PROVIDED RECORDS:
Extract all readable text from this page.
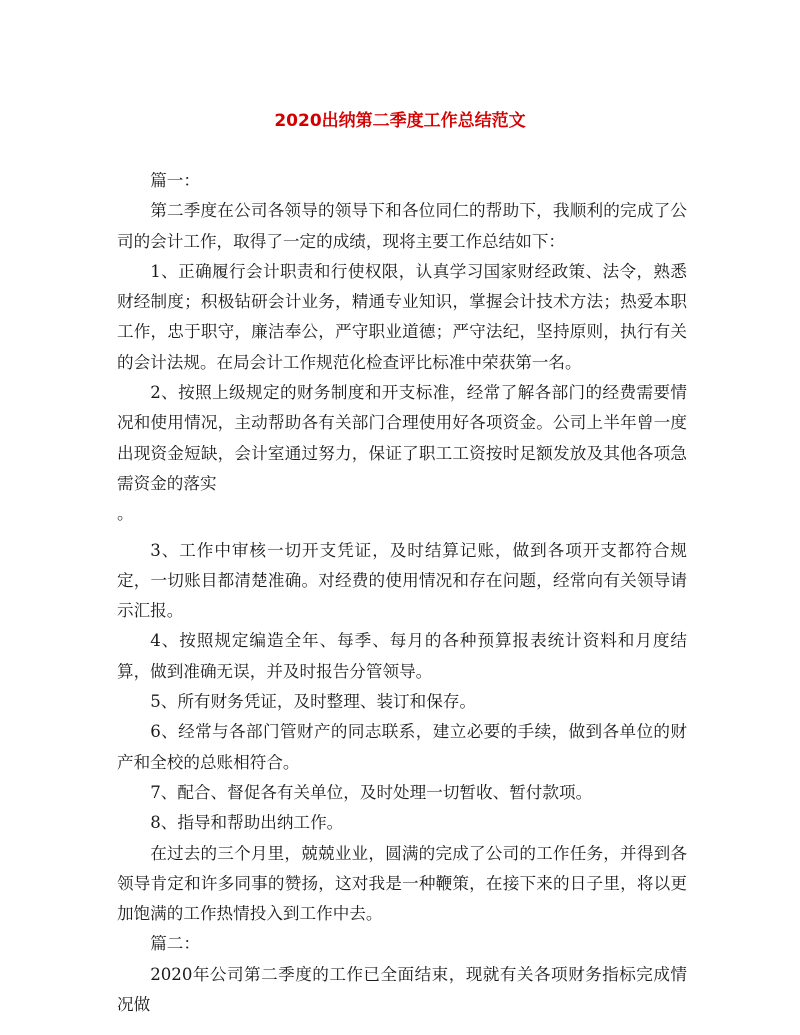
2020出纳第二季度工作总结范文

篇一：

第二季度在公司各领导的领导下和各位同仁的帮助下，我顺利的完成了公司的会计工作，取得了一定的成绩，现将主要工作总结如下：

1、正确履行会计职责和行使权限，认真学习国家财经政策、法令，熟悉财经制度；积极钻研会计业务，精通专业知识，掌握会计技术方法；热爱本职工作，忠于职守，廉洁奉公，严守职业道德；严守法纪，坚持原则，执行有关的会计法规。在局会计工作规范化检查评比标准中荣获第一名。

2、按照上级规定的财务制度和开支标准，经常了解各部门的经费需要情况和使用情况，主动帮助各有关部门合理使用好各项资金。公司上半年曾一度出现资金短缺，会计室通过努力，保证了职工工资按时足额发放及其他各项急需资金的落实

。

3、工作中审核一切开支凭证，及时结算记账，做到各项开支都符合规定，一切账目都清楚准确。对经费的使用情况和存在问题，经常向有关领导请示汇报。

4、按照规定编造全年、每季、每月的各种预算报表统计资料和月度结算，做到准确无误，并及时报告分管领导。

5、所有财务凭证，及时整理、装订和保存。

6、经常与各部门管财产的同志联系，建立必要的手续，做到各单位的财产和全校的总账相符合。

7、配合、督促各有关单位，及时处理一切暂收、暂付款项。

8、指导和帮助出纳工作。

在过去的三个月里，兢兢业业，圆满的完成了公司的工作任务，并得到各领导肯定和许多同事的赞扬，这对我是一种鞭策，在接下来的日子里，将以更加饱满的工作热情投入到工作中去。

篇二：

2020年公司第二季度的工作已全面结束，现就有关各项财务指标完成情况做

EXERCISE BRIEF:
Skip the pictures and transcribe the rest of the records exactly.

RESULT BELOW:
Extract all readable text from this page.
2020出纳第二季度工作总结范文

篇一：

第二季度在公司各领导的领导下和各位同仁的帮助下，我顺利的完成了公司的会计工作，取得了一定的成绩，现将主要工作总结如下：

1、正确履行会计职责和行使权限，认真学习国家财经政策、法令，熟悉财经制度；积极钻研会计业务，精通专业知识，掌握会计技术方法；热爱本职工作，忠于职守，廉洁奉公，严守职业道德；严守法纪，坚持原则，执行有关的会计法规。在局会计工作规范化检查评比标准中荣获第一名。

2、按照上级规定的财务制度和开支标准，经常了解各部门的经费需要情况和使用情况，主动帮助各有关部门合理使用好各项资金。公司上半年曾一度出现资金短缺，会计室通过努力，保证了职工工资按时足额发放及其他各项急需资金的落实

。

3、工作中审核一切开支凭证，及时结算记账，做到各项开支都符合规定，一切账目都清楚准确。对经费的使用情况和存在问题，经常向有关领导请示汇报。

4、按照规定编造全年、每季、每月的各种预算报表统计资料和月度结算，做到准确无误，并及时报告分管领导。

5、所有财务凭证，及时整理、装订和保存。

6、经常与各部门管财产的同志联系，建立必要的手续，做到各单位的财产和全校的总账相符合。

7、配合、督促各有关单位，及时处理一切暂收、暂付款项。

8、指导和帮助出纳工作。

在过去的三个月里，兢兢业业，圆满的完成了公司的工作任务，并得到各领导肯定和许多同事的赞扬，这对我是一种鞭策，在接下来的日子里，将以更加饱满的工作热情投入到工作中去。

篇二：

2020年公司第二季度的工作已全面结束，现就有关各项财务指标完成情况做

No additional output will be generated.